__Исходный фрагмент__.
************
Но ради аллаха! Брось ты, сделай милость, своих угнетенных коллежских регистраторов! Неужели ты нюхом не чуешь, что эта тема уже отжила и нагоняет зевоту? ‹…› Реальнее теперь изображать коллежских регистраторов, не дающих жить их п<ревосходительст>вам, и корреспондентов, отравляющих чужие существования… (П., I, 176, 178).

Такие действия совсем не возвышают личного достоинства Червякова, напротив, они делают его persona поп grata. Заметим, кстати, что латинское слово «persona» («уважение к персонам»), имеющее истоки в греческом театральном искусстве, изначально означало театральную маску, потом роль, потом роль отдельного человека в жизни, и лишь под конец стало обозначать индивидуальную личность. Следовательно, в этой преемственной цепочке родства по восходящей линии Червяков, будучи человеком-маской, застрял в качестве персоны на начальном этапе эволюции, на стадии куколки.
************
__Задания для работы__.
(a) Что, согласно фрагменту, изначально означало латинское слово «persona»?
(b) Определите, соответствуют ли фрагменту утверждения (i), (ii) и (iii). К каждому ответу «да» или «нет» приведите точную цитату, на которой он основан.
(i) Слово «persona» берет начало в римском театральном искусстве.
(ii) Поступки Червякова возвышают его личное достоинство.
(iii) Червяков назван человеком-маской.
************
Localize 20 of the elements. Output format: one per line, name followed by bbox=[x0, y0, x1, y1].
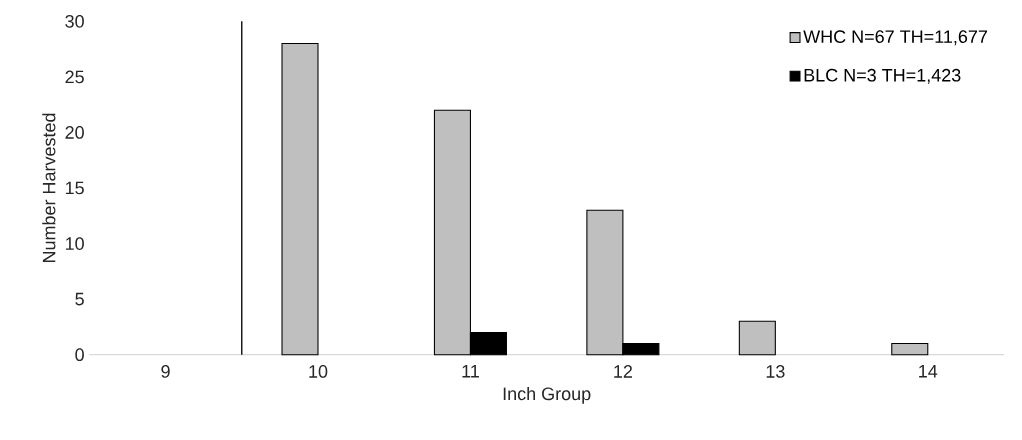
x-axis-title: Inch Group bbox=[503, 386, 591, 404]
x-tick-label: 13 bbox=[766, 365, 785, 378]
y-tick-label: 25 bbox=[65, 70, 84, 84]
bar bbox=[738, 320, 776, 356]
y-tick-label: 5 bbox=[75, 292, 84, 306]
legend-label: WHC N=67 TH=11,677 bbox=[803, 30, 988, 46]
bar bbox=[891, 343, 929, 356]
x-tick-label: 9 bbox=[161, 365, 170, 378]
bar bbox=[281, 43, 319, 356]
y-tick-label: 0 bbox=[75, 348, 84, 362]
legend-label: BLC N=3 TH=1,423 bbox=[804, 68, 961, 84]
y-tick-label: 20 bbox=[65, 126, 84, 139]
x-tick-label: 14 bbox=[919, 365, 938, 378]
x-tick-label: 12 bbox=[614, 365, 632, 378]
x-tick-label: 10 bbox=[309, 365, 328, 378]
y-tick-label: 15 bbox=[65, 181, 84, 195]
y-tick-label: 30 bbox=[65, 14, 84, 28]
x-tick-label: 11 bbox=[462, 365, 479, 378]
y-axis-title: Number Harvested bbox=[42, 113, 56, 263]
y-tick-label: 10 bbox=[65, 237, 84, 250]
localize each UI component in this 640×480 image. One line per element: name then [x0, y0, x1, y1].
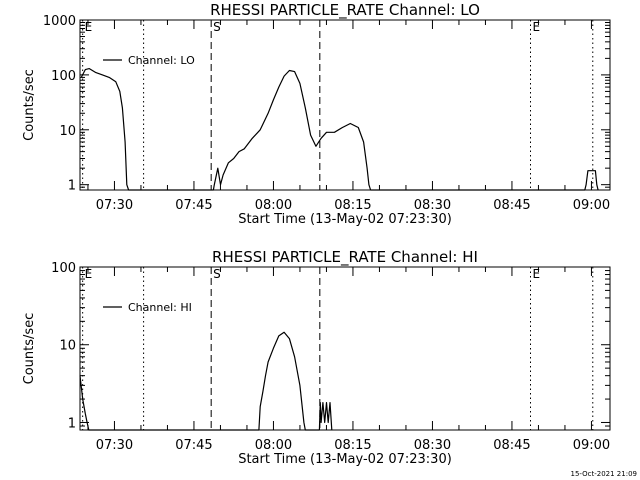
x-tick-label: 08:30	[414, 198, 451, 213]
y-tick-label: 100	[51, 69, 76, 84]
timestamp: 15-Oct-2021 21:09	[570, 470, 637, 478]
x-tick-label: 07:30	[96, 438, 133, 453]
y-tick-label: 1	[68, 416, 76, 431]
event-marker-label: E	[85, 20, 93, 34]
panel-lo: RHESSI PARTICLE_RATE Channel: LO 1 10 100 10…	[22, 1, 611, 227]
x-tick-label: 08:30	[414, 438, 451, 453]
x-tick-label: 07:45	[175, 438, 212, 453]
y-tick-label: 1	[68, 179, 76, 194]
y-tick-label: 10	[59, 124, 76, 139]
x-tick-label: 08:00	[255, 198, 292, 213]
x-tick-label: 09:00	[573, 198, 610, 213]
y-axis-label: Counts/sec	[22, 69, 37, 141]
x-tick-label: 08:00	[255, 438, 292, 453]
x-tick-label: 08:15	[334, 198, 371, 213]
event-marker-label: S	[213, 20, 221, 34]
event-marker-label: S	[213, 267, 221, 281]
************
__Результаты выполнения__.
(a) Театральную маску.

(b)
(i) Нет: «имеющее истоки в греческом театральном искусстве».
(ii) Нет: «Такие действия совсем не возвышают личного достоинства Червякова».
(iii) Да: «Червяков, будучи человеком-маской».